### Provided entries

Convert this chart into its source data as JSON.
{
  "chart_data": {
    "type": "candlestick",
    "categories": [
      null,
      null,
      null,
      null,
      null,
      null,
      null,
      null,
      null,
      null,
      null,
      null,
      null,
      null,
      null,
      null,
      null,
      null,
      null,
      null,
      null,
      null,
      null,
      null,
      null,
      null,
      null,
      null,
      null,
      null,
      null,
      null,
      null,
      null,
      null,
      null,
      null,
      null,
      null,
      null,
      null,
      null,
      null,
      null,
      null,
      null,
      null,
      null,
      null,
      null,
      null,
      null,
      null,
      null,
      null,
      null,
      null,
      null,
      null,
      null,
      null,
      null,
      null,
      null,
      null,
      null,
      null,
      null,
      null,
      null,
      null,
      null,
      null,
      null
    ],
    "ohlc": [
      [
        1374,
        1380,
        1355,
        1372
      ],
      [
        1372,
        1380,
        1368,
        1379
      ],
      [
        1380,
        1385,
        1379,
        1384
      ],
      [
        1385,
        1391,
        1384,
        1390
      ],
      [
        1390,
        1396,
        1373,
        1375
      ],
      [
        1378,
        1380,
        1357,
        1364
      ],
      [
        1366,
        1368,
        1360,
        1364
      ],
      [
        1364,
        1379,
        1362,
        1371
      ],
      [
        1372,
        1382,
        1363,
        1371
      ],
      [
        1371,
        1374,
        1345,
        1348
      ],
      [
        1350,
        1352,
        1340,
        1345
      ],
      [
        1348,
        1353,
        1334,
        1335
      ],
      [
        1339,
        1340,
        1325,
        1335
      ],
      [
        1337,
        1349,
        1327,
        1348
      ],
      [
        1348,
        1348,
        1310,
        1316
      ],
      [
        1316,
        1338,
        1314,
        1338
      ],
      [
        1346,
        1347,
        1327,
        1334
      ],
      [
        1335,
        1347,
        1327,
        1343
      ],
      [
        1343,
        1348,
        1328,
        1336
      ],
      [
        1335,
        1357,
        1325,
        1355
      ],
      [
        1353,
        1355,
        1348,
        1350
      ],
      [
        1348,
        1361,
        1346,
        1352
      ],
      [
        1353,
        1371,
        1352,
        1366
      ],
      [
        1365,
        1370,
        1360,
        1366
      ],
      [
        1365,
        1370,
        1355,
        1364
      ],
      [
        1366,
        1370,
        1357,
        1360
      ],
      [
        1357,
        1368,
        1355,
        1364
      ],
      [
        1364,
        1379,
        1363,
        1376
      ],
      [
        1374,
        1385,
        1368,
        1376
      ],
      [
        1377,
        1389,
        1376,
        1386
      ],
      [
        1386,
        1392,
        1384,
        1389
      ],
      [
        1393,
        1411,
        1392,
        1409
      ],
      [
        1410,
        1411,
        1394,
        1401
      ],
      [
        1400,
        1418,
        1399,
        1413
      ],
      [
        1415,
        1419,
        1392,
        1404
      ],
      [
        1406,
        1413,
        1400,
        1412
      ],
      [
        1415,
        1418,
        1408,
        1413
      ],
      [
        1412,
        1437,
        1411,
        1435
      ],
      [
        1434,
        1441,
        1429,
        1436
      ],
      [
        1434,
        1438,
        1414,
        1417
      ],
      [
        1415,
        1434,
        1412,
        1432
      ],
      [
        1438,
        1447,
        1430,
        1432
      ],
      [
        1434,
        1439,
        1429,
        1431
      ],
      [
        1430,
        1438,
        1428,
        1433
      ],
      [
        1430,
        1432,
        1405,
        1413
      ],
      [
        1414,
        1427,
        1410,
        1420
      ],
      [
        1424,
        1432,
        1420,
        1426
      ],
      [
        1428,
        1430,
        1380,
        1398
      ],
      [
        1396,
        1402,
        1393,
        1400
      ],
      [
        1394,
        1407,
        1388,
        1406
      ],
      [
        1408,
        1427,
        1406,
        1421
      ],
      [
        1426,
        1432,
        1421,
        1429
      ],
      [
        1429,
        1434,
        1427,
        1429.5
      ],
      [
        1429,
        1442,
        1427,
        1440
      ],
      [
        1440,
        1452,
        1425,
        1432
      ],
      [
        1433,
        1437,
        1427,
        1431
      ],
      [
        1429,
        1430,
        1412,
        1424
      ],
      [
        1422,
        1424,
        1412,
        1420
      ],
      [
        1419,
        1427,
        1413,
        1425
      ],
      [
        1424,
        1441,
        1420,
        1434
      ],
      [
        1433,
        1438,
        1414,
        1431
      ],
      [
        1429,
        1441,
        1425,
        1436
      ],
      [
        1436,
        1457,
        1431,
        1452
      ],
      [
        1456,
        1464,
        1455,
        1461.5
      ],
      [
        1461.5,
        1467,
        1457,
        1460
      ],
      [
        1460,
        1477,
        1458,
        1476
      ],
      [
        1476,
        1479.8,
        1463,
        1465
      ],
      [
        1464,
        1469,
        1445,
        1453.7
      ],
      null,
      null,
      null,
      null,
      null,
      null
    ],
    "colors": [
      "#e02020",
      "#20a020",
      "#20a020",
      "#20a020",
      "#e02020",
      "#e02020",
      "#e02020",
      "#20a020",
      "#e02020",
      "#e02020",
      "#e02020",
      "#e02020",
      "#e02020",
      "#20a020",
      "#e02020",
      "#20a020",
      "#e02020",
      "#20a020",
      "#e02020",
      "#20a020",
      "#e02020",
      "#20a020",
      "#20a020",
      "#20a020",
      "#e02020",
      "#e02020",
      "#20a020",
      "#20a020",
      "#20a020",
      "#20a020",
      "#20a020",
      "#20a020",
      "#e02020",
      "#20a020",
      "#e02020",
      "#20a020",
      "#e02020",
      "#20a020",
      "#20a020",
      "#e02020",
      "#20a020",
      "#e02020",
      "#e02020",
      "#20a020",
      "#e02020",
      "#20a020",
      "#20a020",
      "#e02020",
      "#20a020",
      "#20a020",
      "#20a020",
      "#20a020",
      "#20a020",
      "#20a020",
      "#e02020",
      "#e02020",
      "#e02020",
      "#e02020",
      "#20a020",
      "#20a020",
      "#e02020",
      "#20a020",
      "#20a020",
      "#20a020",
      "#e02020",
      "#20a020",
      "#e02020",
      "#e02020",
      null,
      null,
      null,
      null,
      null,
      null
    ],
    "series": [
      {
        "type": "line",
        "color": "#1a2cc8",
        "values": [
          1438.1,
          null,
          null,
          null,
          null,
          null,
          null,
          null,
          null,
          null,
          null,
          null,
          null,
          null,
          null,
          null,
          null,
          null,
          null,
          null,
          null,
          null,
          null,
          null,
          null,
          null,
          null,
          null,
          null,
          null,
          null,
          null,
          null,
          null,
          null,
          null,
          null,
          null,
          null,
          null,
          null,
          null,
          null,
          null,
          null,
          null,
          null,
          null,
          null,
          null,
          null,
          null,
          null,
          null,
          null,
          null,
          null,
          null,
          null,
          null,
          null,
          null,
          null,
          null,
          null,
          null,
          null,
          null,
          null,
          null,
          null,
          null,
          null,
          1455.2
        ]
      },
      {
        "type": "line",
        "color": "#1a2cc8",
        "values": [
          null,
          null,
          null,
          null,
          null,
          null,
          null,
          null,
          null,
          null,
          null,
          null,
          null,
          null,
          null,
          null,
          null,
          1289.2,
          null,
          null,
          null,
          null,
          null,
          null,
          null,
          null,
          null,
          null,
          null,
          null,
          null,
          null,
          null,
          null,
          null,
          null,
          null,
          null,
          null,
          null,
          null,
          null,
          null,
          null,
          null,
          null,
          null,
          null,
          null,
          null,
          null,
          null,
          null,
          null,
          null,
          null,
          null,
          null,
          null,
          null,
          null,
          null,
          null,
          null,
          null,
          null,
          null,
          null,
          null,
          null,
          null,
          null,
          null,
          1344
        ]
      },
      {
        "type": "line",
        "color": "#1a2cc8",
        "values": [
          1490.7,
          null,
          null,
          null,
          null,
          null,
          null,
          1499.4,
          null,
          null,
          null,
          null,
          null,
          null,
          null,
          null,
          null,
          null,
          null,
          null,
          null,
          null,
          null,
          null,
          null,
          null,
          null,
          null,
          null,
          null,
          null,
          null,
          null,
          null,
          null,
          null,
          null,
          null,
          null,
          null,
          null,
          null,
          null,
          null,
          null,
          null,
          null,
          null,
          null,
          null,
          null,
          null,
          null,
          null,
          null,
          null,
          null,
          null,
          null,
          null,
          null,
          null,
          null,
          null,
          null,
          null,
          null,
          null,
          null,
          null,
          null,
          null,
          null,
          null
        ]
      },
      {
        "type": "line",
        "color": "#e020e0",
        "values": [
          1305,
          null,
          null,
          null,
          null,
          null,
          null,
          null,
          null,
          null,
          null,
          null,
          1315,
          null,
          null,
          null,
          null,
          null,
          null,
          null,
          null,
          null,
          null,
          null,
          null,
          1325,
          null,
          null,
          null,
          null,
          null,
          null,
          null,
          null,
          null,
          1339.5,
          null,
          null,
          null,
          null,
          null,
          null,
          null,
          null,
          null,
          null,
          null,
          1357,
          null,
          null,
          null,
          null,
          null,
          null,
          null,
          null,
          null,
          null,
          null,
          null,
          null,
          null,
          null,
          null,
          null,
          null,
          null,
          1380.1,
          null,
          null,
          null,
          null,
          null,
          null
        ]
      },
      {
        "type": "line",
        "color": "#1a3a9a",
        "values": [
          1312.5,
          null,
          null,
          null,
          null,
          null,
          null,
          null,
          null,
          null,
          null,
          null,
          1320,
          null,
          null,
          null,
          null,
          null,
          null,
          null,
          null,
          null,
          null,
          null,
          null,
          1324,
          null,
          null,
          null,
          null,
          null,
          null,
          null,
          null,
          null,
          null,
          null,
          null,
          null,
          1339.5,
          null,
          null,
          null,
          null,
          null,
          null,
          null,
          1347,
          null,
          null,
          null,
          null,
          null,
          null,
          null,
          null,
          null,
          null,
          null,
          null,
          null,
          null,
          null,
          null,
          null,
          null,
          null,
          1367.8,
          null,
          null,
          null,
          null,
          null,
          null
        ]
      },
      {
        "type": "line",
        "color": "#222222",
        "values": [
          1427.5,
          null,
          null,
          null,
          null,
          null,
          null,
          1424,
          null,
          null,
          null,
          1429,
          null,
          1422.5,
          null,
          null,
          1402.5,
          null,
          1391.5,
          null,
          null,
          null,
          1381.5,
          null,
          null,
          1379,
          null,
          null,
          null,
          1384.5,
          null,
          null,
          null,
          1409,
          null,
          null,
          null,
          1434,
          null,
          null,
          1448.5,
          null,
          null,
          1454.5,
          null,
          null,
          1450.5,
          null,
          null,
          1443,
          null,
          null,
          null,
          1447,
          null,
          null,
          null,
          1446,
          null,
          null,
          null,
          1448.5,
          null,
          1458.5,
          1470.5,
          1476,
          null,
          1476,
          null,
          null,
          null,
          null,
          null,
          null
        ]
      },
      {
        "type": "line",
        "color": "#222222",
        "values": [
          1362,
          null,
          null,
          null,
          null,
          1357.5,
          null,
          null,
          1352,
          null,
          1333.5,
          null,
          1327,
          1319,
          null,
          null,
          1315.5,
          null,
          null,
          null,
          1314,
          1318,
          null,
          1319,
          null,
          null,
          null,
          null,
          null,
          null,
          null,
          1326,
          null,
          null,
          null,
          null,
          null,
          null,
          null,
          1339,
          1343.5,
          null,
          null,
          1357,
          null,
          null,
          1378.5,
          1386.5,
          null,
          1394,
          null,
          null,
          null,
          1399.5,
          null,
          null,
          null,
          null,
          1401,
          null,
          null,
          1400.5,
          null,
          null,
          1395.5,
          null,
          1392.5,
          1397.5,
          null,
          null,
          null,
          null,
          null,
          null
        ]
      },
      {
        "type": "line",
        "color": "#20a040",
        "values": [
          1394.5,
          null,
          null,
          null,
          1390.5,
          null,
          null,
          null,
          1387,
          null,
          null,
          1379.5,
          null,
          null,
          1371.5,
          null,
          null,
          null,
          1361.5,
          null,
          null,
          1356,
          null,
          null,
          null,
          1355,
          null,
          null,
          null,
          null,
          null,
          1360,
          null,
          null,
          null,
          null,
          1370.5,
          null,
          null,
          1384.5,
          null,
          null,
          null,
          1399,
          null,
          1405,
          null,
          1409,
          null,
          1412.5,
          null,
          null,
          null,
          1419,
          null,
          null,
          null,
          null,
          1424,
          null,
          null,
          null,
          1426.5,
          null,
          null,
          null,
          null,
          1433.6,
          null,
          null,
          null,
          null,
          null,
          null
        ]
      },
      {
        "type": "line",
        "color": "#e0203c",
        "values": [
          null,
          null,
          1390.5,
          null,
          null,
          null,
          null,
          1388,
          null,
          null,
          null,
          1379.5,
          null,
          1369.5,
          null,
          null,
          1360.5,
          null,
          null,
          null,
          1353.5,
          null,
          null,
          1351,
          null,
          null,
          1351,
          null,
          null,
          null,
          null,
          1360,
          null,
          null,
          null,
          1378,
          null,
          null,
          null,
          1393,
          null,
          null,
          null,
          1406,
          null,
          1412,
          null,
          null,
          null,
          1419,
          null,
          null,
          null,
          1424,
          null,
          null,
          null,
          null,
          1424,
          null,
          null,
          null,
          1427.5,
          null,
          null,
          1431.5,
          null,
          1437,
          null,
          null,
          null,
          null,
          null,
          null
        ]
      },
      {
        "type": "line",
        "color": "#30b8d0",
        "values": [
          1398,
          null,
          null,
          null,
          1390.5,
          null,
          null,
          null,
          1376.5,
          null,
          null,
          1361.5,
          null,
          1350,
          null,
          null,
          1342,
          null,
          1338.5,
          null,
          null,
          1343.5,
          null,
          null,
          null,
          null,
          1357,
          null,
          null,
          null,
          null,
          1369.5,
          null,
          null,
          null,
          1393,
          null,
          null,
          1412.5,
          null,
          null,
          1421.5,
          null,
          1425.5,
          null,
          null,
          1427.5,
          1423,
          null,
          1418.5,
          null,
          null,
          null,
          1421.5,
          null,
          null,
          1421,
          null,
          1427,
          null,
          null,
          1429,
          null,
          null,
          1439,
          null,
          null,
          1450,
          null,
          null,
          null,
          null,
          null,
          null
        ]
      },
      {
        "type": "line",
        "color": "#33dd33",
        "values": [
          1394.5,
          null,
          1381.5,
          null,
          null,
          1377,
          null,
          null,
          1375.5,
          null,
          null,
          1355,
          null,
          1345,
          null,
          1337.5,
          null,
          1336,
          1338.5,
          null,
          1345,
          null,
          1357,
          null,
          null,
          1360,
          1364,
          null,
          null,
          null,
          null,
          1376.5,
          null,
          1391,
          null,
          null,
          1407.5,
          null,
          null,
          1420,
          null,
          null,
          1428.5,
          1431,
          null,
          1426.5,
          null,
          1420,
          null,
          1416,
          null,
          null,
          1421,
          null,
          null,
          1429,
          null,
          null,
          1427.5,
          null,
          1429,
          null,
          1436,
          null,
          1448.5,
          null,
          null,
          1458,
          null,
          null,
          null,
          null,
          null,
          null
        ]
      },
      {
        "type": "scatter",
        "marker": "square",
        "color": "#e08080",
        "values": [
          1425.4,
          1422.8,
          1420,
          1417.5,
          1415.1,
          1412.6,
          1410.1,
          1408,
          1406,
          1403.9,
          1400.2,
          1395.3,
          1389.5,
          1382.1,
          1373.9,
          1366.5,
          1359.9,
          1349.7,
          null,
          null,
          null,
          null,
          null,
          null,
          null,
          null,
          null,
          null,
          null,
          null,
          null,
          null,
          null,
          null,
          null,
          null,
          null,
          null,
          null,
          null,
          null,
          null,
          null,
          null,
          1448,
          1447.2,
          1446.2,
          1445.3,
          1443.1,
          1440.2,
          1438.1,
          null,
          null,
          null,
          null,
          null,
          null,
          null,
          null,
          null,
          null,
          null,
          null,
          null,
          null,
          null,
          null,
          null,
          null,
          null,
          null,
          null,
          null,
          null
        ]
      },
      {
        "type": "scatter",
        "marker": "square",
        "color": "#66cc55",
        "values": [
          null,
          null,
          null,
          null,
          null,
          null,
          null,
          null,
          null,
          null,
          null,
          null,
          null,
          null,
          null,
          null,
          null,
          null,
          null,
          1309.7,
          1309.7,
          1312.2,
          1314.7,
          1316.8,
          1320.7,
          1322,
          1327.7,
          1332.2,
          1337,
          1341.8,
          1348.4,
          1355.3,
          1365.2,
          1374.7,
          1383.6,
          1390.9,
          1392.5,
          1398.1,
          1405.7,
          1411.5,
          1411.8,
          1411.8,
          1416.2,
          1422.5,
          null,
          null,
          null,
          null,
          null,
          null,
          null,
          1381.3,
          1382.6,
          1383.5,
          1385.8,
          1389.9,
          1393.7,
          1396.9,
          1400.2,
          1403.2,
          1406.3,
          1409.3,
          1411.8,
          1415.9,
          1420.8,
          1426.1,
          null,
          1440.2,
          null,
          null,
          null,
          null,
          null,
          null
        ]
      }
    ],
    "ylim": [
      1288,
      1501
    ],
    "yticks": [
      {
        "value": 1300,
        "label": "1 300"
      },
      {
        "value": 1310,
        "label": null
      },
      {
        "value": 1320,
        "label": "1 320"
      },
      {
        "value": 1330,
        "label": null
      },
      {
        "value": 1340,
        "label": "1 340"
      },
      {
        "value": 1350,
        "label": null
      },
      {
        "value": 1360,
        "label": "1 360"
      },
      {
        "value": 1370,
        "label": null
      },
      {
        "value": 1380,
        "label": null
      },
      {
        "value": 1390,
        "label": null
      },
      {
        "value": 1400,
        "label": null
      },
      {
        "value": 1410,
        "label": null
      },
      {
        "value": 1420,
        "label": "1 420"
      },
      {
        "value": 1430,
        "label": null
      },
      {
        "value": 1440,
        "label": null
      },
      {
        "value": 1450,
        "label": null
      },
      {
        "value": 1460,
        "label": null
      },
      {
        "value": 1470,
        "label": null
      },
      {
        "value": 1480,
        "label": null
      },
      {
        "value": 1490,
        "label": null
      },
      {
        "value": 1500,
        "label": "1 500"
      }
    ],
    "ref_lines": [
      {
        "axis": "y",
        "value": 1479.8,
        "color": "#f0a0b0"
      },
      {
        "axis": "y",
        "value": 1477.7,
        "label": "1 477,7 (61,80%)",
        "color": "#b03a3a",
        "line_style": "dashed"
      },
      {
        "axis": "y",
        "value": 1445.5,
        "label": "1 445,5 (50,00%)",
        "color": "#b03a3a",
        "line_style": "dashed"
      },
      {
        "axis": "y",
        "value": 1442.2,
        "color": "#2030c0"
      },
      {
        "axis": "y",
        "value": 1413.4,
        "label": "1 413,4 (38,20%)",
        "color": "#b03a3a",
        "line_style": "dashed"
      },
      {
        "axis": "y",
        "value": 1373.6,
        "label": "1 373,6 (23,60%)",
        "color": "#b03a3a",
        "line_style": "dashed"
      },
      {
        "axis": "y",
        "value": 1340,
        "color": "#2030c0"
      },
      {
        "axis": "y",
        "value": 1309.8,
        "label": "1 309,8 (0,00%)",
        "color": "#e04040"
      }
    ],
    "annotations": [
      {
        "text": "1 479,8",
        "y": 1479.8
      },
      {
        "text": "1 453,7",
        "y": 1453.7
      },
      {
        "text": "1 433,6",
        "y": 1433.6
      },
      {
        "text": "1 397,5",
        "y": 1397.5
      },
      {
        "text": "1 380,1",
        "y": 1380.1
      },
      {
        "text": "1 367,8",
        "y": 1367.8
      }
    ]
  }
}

### Task description
Collect the complete line wherever the string "text" appears in the records.

### Final result
        "text": "1 479,8",
        "text": "1 453,7",
        "text": "1 433,6",
        "text": "1 397,5",
        "text": "1 380,1",
        "text": "1 367,8",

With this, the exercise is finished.